■ Data rows ■
....................

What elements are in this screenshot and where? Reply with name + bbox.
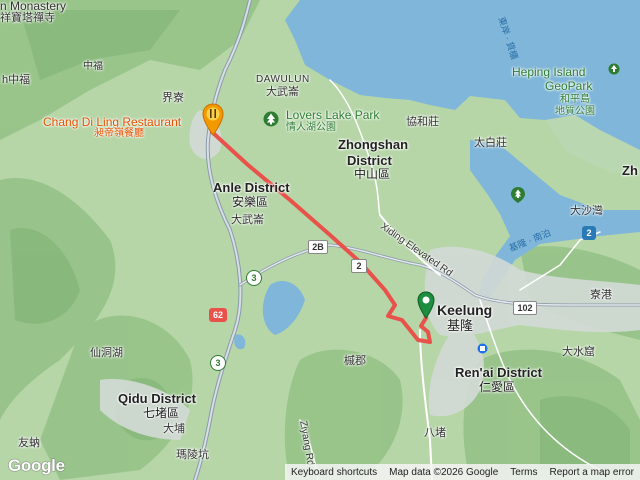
highway-3-shield: 3 — [246, 270, 262, 286]
keelung-zh-label: 基隆 — [447, 318, 474, 333]
jieliao-label: 界寮 — [162, 92, 184, 104]
zhongfu-label: 中福 — [83, 61, 103, 72]
highway-2-shield-b: 2 — [351, 259, 367, 273]
restaurant-label[interactable]: Chang Di Ling Restaurant — [43, 116, 181, 129]
badu-label: 八堵 — [424, 427, 446, 439]
renai-zh-label: 仁愛區 — [479, 380, 516, 394]
dawulun2-label: 大武崙 — [231, 214, 264, 226]
zhongshan-zh-label: 中山區 — [354, 167, 391, 181]
taibaizhuang-label: 太白莊 — [474, 137, 507, 149]
highway-3b-shield: 3 — [210, 355, 226, 371]
anle-label: Anle District — [213, 180, 290, 195]
station-icon — [477, 343, 488, 354]
xiehezhuang-label: 協和莊 — [406, 116, 439, 128]
highway-62-shield: 62 — [209, 308, 227, 322]
monastery-zh-label: 祥寶塔禪寺 — [0, 12, 55, 24]
zhongshan-district-label: District — [347, 153, 392, 168]
report-error-link[interactable]: Report a map error — [544, 467, 640, 478]
road-2b-shield: 2B — [308, 240, 328, 254]
destination-flag-icon[interactable] — [416, 291, 436, 321]
attribution-bar: Keyboard shortcuts Map data ©2026 Google… — [284, 464, 640, 480]
restaurant-pin-icon[interactable] — [201, 103, 225, 137]
xiandong-label: 仙洞湖 — [90, 347, 123, 359]
dawulun-label: DAWULUN — [256, 74, 310, 85]
highway-102-shield: 102 — [513, 301, 537, 315]
qidu-label: Qidu District — [118, 391, 197, 406]
geopark-zh-label[interactable]: 地質公園 — [555, 106, 595, 118]
lovers-lake-label[interactable]: Lovers Lake Park — [286, 109, 379, 122]
dapu-label: 大埔 — [163, 423, 185, 435]
google-logo: Google — [8, 456, 65, 476]
dashawan-label: 大沙灣 — [570, 205, 603, 217]
heping-zh-label[interactable]: 和平島 — [560, 94, 590, 106]
logo-text: Google — [8, 456, 65, 475]
zh-edge-label: Zh — [622, 163, 638, 178]
malingkeng-label: 瑪陵坑 — [176, 449, 209, 461]
geopark-label[interactable]: GeoPark — [545, 80, 592, 93]
heping-island-label[interactable]: Heping Island — [512, 66, 585, 79]
keyboard-shortcuts-link[interactable]: Keyboard shortcuts — [285, 467, 383, 478]
renai-label: Ren'ai District — [455, 365, 542, 380]
anle-zh-label: 安樂區 — [232, 195, 269, 209]
map-data-text: Map data ©2026 Google — [389, 466, 499, 478]
heping-tree-icon — [608, 63, 620, 75]
restaurant-zh-label[interactable]: 昶帝嶺餐廳 — [94, 128, 144, 140]
youbao-label: 友蚋 — [18, 437, 40, 449]
dashuiku-label: 大水窟 — [562, 346, 595, 358]
park-tree-icon[interactable] — [263, 111, 279, 127]
lovers-lake-zh-label[interactable]: 情人湖公園 — [286, 122, 336, 134]
geopark-tree-icon[interactable] — [510, 186, 526, 204]
terms-link[interactable]: Terms — [504, 467, 543, 478]
qidu-zh-label: 七堵區 — [143, 406, 180, 420]
highway-2-shield: 2 — [582, 226, 596, 240]
dawulun-zh-label: 大武崙 — [266, 86, 299, 98]
liaogang-label: 寮港 — [590, 289, 612, 301]
keelung-label: Keelung — [437, 302, 493, 318]
nuanjun-label: 槭郡 — [344, 355, 366, 367]
zhongfu2-label: h中福 — [2, 74, 31, 86]
zhongshan-label: Zhongshan — [338, 137, 409, 152]
monastery-label: n Monastery — [0, 0, 67, 13]
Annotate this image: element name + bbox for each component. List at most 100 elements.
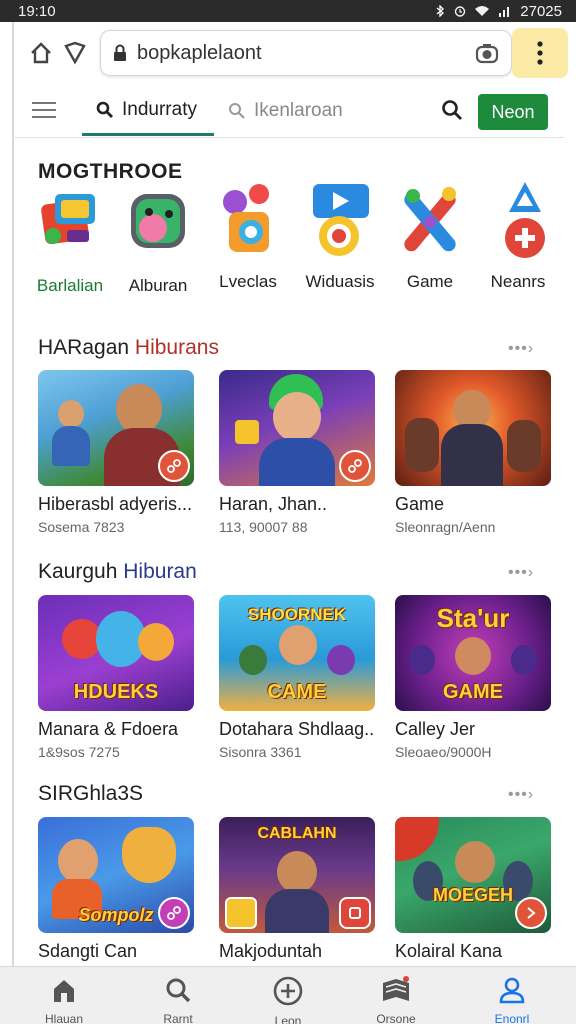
thumbnail-caption: HDUEKS <box>73 681 159 703</box>
browser-menu-button[interactable] <box>512 28 568 78</box>
section-title-accent: Hiburans <box>134 336 219 359</box>
game-thumbnail <box>219 370 375 486</box>
game-subtitle: 1&9sos 7275 <box>38 744 120 760</box>
more-vert-icon <box>537 41 543 65</box>
wifi-icon <box>475 6 490 16</box>
game-title: Hiberasbl adyeris... <box>38 494 193 514</box>
search-icon[interactable] <box>440 98 464 122</box>
home-icon <box>54 980 74 1002</box>
category-item[interactable]: Barlalian <box>28 186 112 296</box>
game-thumbnail: Sta'ur GAME <box>395 595 551 711</box>
status-icons: 27025 <box>434 3 562 20</box>
tab-active-label: Indurraty <box>122 98 197 120</box>
game-card[interactable]: Sta'ur GAME Calley Jer Sleoaeo/9000H <box>395 595 551 760</box>
tab-active[interactable]: Indurraty <box>82 86 214 136</box>
search-icon <box>96 101 113 118</box>
thumbnail-caption: SHOORNEK <box>247 605 347 624</box>
game-card[interactable]: Haran, Jhan.. 113, 90007 88 <box>219 370 375 535</box>
gamepad-icon <box>125 186 191 258</box>
nav-item-search[interactable]: Rarnt <box>138 975 218 1024</box>
nav-label: Leon <box>274 1014 302 1024</box>
game-subtitle: Sleonragn/Aenn <box>395 519 496 535</box>
game-title: Kolairal Kana <box>395 941 503 961</box>
neon-button[interactable]: Neon <box>478 94 548 130</box>
nav-item-profile[interactable]: Enonrl <box>472 975 552 1024</box>
category-item[interactable]: Widuasis <box>298 182 382 292</box>
console-icon <box>37 186 103 258</box>
thumbnail-caption: CAME <box>267 681 327 703</box>
add-icon <box>485 182 551 258</box>
game-thumbnail: Sompolz <box>38 817 194 933</box>
category-label: Neanrs <box>490 272 546 291</box>
game-card[interactable]: HDUEKS Manara & Fdoera 1&9sos 7275 <box>38 595 194 760</box>
thumbnail-caption: CABLAHN <box>257 825 337 842</box>
game-title: Dotahara Shdlaag.. <box>219 719 375 739</box>
game-thumbnail: MOEGEH <box>395 817 551 933</box>
game-thumbnail <box>395 370 551 486</box>
home-icon[interactable] <box>24 36 58 70</box>
game-card[interactable]: MOEGEH Kolairal Kana <box>395 817 551 962</box>
game-subtitle: 113, 90007 88 <box>219 519 308 535</box>
url-text: bopkaplelaont <box>137 41 262 64</box>
section-title: Kaurguh Hiburan <box>38 560 197 584</box>
game-title: Sdangti Can <box>38 941 138 961</box>
game-card[interactable]: Sompolz Sdangti Can <box>38 817 194 962</box>
bluetooth-icon <box>436 5 445 17</box>
section-title-accent: Hiburan <box>123 560 197 583</box>
search-field[interactable]: Ikenlaroan <box>228 86 343 136</box>
video-icon <box>307 182 373 256</box>
section-title: SIRGhla3S <box>38 782 143 806</box>
share-icon[interactable] <box>158 897 190 929</box>
section-title-main: HARagan <box>38 336 130 359</box>
shield-icon[interactable] <box>58 36 92 70</box>
address-row: bopkaplelaont <box>12 22 568 84</box>
share-icon[interactable] <box>158 450 190 482</box>
category-item[interactable]: Neanrs <box>476 182 560 292</box>
section-more-button[interactable]: •••› <box>508 786 534 804</box>
section-more-button[interactable]: •••› <box>508 564 534 582</box>
nav-label: Orsone <box>376 1012 416 1024</box>
nav-item-home[interactable]: Hlauan <box>24 975 104 1024</box>
game-thumbnail: HDUEKS <box>38 595 194 711</box>
menu-icon[interactable] <box>32 102 56 120</box>
window-frame <box>12 22 14 982</box>
game-card[interactable]: SHOORNEK CAME Dotahara Shdlaag.. Sisonra… <box>219 595 375 760</box>
nav-item-add[interactable]: Leon <box>248 975 328 1024</box>
nav-item-library[interactable]: Orsone <box>356 975 436 1024</box>
signal-icon <box>499 7 510 17</box>
game-subtitle: Sosema 7823 <box>38 519 125 535</box>
library-icon <box>383 976 409 1001</box>
category-item[interactable]: Alburan <box>116 186 200 296</box>
categories-row: Barlalian Alburan Lveclas Widuasis Game … <box>28 180 558 298</box>
bottom-navigation: Hlauan Rarnt Leon Orsone Enonrl <box>0 966 576 1024</box>
game-card[interactable]: Game Sleonragn/Aenn <box>395 370 551 535</box>
joystick-icon <box>397 182 463 254</box>
status-right-text: 27025 <box>520 2 562 20</box>
category-label: Alburan <box>128 276 188 295</box>
share-icon[interactable] <box>339 450 371 482</box>
section-title-main: Kaurguh <box>38 560 118 583</box>
camera-icon[interactable] <box>475 41 499 65</box>
game-card[interactable]: Hiberasbl adyeris... Sosema 7823 <box>38 370 194 535</box>
game-title: Calley Jer <box>395 719 476 739</box>
section-title: HARagan Hiburans <box>38 336 219 360</box>
url-bar[interactable]: bopkaplelaont <box>100 30 512 76</box>
tab-row: Indurraty Ikenlaroan Neon <box>12 86 564 138</box>
category-item[interactable]: Game <box>388 182 472 292</box>
game-subtitle: Sleoaeo/9000H <box>395 744 492 760</box>
search-icon <box>166 978 191 1003</box>
play-icon[interactable] <box>515 897 547 929</box>
camera-app-icon <box>215 182 281 254</box>
category-label: Widuasis <box>305 272 375 291</box>
alarm-icon <box>455 6 466 17</box>
game-card[interactable]: CABLAHN Makjoduntah <box>219 817 375 962</box>
record-icon[interactable] <box>339 897 371 929</box>
game-thumbnail: SHOORNEK CAME <box>219 595 375 711</box>
section-title-main: SIRGhla3S <box>38 782 144 805</box>
game-title: Game <box>395 494 445 514</box>
game-title: Manara & Fdoera <box>38 719 179 739</box>
category-label: Barlalian <box>36 276 104 295</box>
category-item[interactable]: Lveclas <box>206 182 290 292</box>
nav-label: Hlauan <box>44 1012 84 1024</box>
section-more-button[interactable]: •••› <box>508 340 534 358</box>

....................

■ Exercise ■
Starting with the line that contains "thumbnail-caption: HDUEKS <box>73" and going on through the line that contains "game-card[interactable]: Sta'ur GAME", recast those lines as a JSON list of strings, with one string per line and blank lines left out.

■ In response ■
[
  "thumbnail-caption: HDUEKS <box>73 681 159 703</box>",
  "browser-menu-button[interactable] <box>512 28 568 78</box>",
  "section-title-accent: Hiburans <box>134 336 219 359</box>",
  "game-thumbnail <box>219 370 375 486</box>",
  "game-subtitle: 1&9sos 7275 <box>38 744 120 760</box>",
  "more-vert-icon <box>537 41 543 65</box>",
  "wifi-icon <box>475 6 490 16</box>",
  "game-title: Hiberasbl adyeris... <box>38 494 193 514</box>",
  "search-icon[interactable] <box>440 98 464 122</box>",
  "home-icon <box>54 980 74 1002</box>",
  "category-item[interactable]: Barlalian <box>28 186 112 296</box>",
  "game-thumbnail: Sta'ur GAME <box>395 595 551 711</box>",
  "status-icons: 27025 <box>434 3 562 20</box>",
  "tab-active-label: Indurraty <box>122 98 197 120</box>",
  "game-card[interactable]: Sta'ur GAME Calley Jer Sleoaeo/9000H <box>395 595 551 760</box>"
]